> [Aim] Transcribe every entry below word for word, but skip the pictures.
════════════════════
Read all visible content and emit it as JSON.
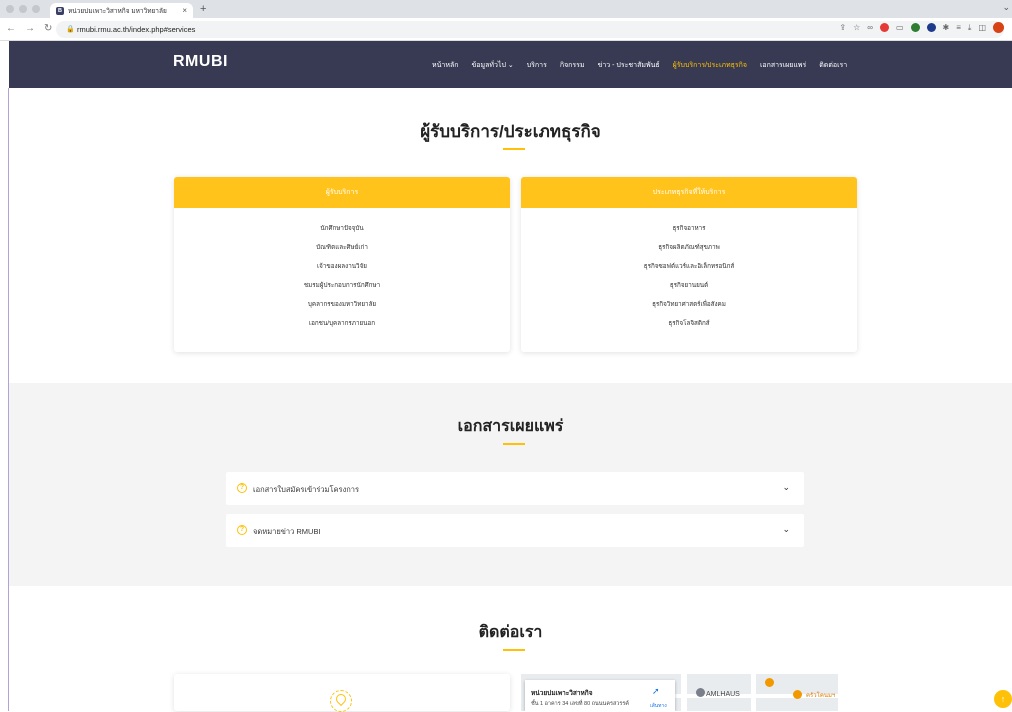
{
  "browser": {
    "tab_title": "หน่วยบ่มเพาะวิสาหกิจ มหาวิทยาลัย",
    "tab_favicon": "B",
    "url": "rmubi.rmu.ac.th/index.php#services",
    "new_tab_symbol": "+",
    "close_symbol": "×"
  },
  "nav": {
    "logo": "RMUBI",
    "items": [
      {
        "label": "หน้าหลัก",
        "active": false
      },
      {
        "label": "ข้อมูลทั่วไป ⌄",
        "active": false
      },
      {
        "label": "บริการ",
        "active": false
      },
      {
        "label": "กิจกรรม",
        "active": false
      },
      {
        "label": "ข่าว - ประชาสัมพันธ์",
        "active": false
      },
      {
        "label": "ผู้รับบริการ/ประเภทธุรกิจ",
        "active": true
      },
      {
        "label": "เอกสารเผยแพร่",
        "active": false
      },
      {
        "label": "ติดต่อเรา",
        "active": false
      }
    ],
    "accent_color": "#ffc107",
    "bg_color": "#373a52"
  },
  "services": {
    "title": "ผู้รับบริการ/ประเภทธุรกิจ",
    "clients": {
      "header": "ผู้รับบริการ",
      "items": [
        "นักศึกษาปัจจุบัน",
        "บัณฑิตและศิษย์เก่า",
        "เจ้าของผลงานวิจัย",
        "ชมรมผู้ประกอบการนักศึกษา",
        "บุคลากรของมหาวิทยาลัย",
        "เอกชน/บุคลากรภายนอก"
      ]
    },
    "business_types": {
      "header": "ประเภทธุรกิจที่ให้บริการ",
      "items": [
        "ธุรกิจอาหาร",
        "ธุรกิจผลิตภัณฑ์สุขภาพ",
        "ธุรกิจซอฟต์แวร์และอิเล็กทรอนิกส์",
        "ธุรกิจยานยนต์",
        "ธุรกิจวิทยาศาสตร์เพื่อสังคม",
        "ธุรกิจโลจิสติกส์"
      ]
    }
  },
  "documents": {
    "title": "เอกสารเผยแพร่",
    "items": [
      "เอกสารใบสมัครเข้าร่วมโครงการ",
      "จดหมายข่าว RMUBI"
    ]
  },
  "contact": {
    "title": "ติดต่อเรา",
    "map": {
      "place_name": "หน่วยบ่มเพาะวิสาหกิจ",
      "address": "ชั้น 1 อาคาร 34 เลขที่ 80 ถนนนครสวรรค์",
      "directions_label": "เส้นทาง",
      "nearby_place": "AMLHAUS",
      "nearby_place_2": "ครัวโคนมฯ"
    }
  },
  "scroll_top_symbol": "↑"
}
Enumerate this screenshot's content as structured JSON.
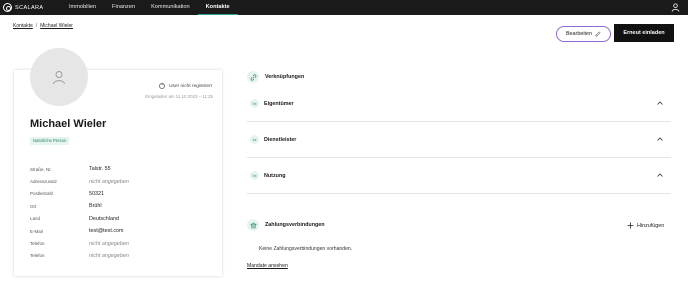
{
  "brand": {
    "name": "SCALARA"
  },
  "nav": {
    "items": [
      {
        "label": "Immobilien"
      },
      {
        "label": "Finanzen"
      },
      {
        "label": "Kommunikation"
      },
      {
        "label": "Kontakte"
      }
    ],
    "active": "Kontakte"
  },
  "breadcrumb": {
    "root": "Kontakte",
    "separator": "/",
    "current": "Michael Wieler"
  },
  "actions": {
    "edit_label": "Bearbeiten",
    "invite_label": "Erneut einladen"
  },
  "profile": {
    "registration_status": "User nicht registriert",
    "invited": "Eingeladen am 11.10.2023 – 11:25",
    "name": "Michael Wieler",
    "tag": "Natürliche Person",
    "fields": [
      {
        "label": "Straße, Nr.",
        "value": "Talstr. 55",
        "empty": false
      },
      {
        "label": "Adresszusatz",
        "value": "nicht angegeben",
        "empty": true
      },
      {
        "label": "Postleitzahl",
        "value": "50321",
        "empty": false
      },
      {
        "label": "Ort",
        "value": "Brühl",
        "empty": false
      },
      {
        "label": "Land",
        "value": "Deutschland",
        "empty": false
      },
      {
        "label": "E-Mail",
        "value": "test@test.com",
        "empty": false
      },
      {
        "label": "Telefon",
        "value": "nicht angegeben",
        "empty": true
      },
      {
        "label": "Telefon",
        "value": "nicht angegeben",
        "empty": true
      }
    ]
  },
  "links_section": {
    "title": "Verknüpfungen",
    "groups": [
      {
        "count": "0x",
        "label": "Eigentümer"
      },
      {
        "count": "4x",
        "label": "Dienstleister"
      },
      {
        "count": "0x",
        "label": "Nutzung"
      }
    ]
  },
  "payments": {
    "title": "Zahlungsverbindungen",
    "add_label": "Hinzufügen",
    "empty_message": "Keine Zahlungsverbindungen vorhanden.",
    "mandate_link": "Mandate ansehen"
  },
  "colors": {
    "accent": "#2ea29a",
    "highlight": "#8f6ad6",
    "topbar": "#1b1b1b"
  }
}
════════════════════
> [Solution to the problem]
Read all visible content and emit it as JSON.
{
  "browser": {
    "tab_title": "หน่วยบ่มเพาะวิสาหกิจ มหาวิทยาลัย",
    "tab_favicon": "B",
    "url": "rmubi.rmu.ac.th/index.php#services",
    "new_tab_symbol": "+",
    "close_symbol": "×"
  },
  "nav": {
    "logo": "RMUBI",
    "items": [
      {
        "label": "หน้าหลัก",
        "active": false
      },
      {
        "label": "ข้อมูลทั่วไป ⌄",
        "active": false
      },
      {
        "label": "บริการ",
        "active": false
      },
      {
        "label": "กิจกรรม",
        "active": false
      },
      {
        "label": "ข่าว - ประชาสัมพันธ์",
        "active": false
      },
      {
        "label": "ผู้รับบริการ/ประเภทธุรกิจ",
        "active": true
      },
      {
        "label": "เอกสารเผยแพร่",
        "active": false
      },
      {
        "label": "ติดต่อเรา",
        "active": false
      }
    ],
    "accent_color": "#ffc107",
    "bg_color": "#373a52"
  },
  "services": {
    "title": "ผู้รับบริการ/ประเภทธุรกิจ",
    "clients": {
      "header": "ผู้รับบริการ",
      "items": [
        "นักศึกษาปัจจุบัน",
        "บัณฑิตและศิษย์เก่า",
        "เจ้าของผลงานวิจัย",
        "ชมรมผู้ประกอบการนักศึกษา",
        "บุคลากรของมหาวิทยาลัย",
        "เอกชน/บุคลากรภายนอก"
      ]
    },
    "business_types": {
      "header": "ประเภทธุรกิจที่ให้บริการ",
      "items": [
        "ธุรกิจอาหาร",
        "ธุรกิจผลิตภัณฑ์สุขภาพ",
        "ธุรกิจซอฟต์แวร์และอิเล็กทรอนิกส์",
        "ธุรกิจยานยนต์",
        "ธุรกิจวิทยาศาสตร์เพื่อสังคม",
        "ธุรกิจโลจิสติกส์"
      ]
    }
  },
  "documents": {
    "title": "เอกสารเผยแพร่",
    "items": [
      "เอกสารใบสมัครเข้าร่วมโครงการ",
      "จดหมายข่าว RMUBI"
    ]
  },
  "contact": {
    "title": "ติดต่อเรา",
    "map": {
      "place_name": "หน่วยบ่มเพาะวิสาหกิจ",
      "address": "ชั้น 1 อาคาร 34 เลขที่ 80 ถนนนครสวรรค์",
      "directions_label": "เส้นทาง",
      "nearby_place": "AMLHAUS",
      "nearby_place_2": "ครัวโคนมฯ"
    }
  },
  "scroll_top_symbol": "↑"
}
Enumerate this screenshot's content as structured JSON.
{
  "brand": {
    "name": "SCALARA"
  },
  "nav": {
    "items": [
      {
        "label": "Immobilien"
      },
      {
        "label": "Finanzen"
      },
      {
        "label": "Kommunikation"
      },
      {
        "label": "Kontakte"
      }
    ],
    "active": "Kontakte"
  },
  "breadcrumb": {
    "root": "Kontakte",
    "separator": "/",
    "current": "Michael Wieler"
  },
  "actions": {
    "edit_label": "Bearbeiten",
    "invite_label": "Erneut einladen"
  },
  "profile": {
    "registration_status": "User nicht registriert",
    "invited": "Eingeladen am 11.10.2023 – 11:25",
    "name": "Michael Wieler",
    "tag": "Natürliche Person",
    "fields": [
      {
        "label": "Straße, Nr.",
        "value": "Talstr. 55",
        "empty": false
      },
      {
        "label": "Adresszusatz",
        "value": "nicht angegeben",
        "empty": true
      },
      {
        "label": "Postleitzahl",
        "value": "50321",
        "empty": false
      },
      {
        "label": "Ort",
        "value": "Brühl",
        "empty": false
      },
      {
        "label": "Land",
        "value": "Deutschland",
        "empty": false
      },
      {
        "label": "E-Mail",
        "value": "test@test.com",
        "empty": false
      },
      {
        "label": "Telefon",
        "value": "nicht angegeben",
        "empty": true
      },
      {
        "label": "Telefon",
        "value": "nicht angegeben",
        "empty": true
      }
    ]
  },
  "links_section": {
    "title": "Verknüpfungen",
    "groups": [
      {
        "count": "0x",
        "label": "Eigentümer"
      },
      {
        "count": "4x",
        "label": "Dienstleister"
      },
      {
        "count": "0x",
        "label": "Nutzung"
      }
    ]
  },
  "payments": {
    "title": "Zahlungsverbindungen",
    "add_label": "Hinzufügen",
    "empty_message": "Keine Zahlungsverbindungen vorhanden.",
    "mandate_link": "Mandate ansehen"
  },
  "colors": {
    "accent": "#2ea29a",
    "highlight": "#8f6ad6",
    "topbar": "#1b1b1b"
  }
}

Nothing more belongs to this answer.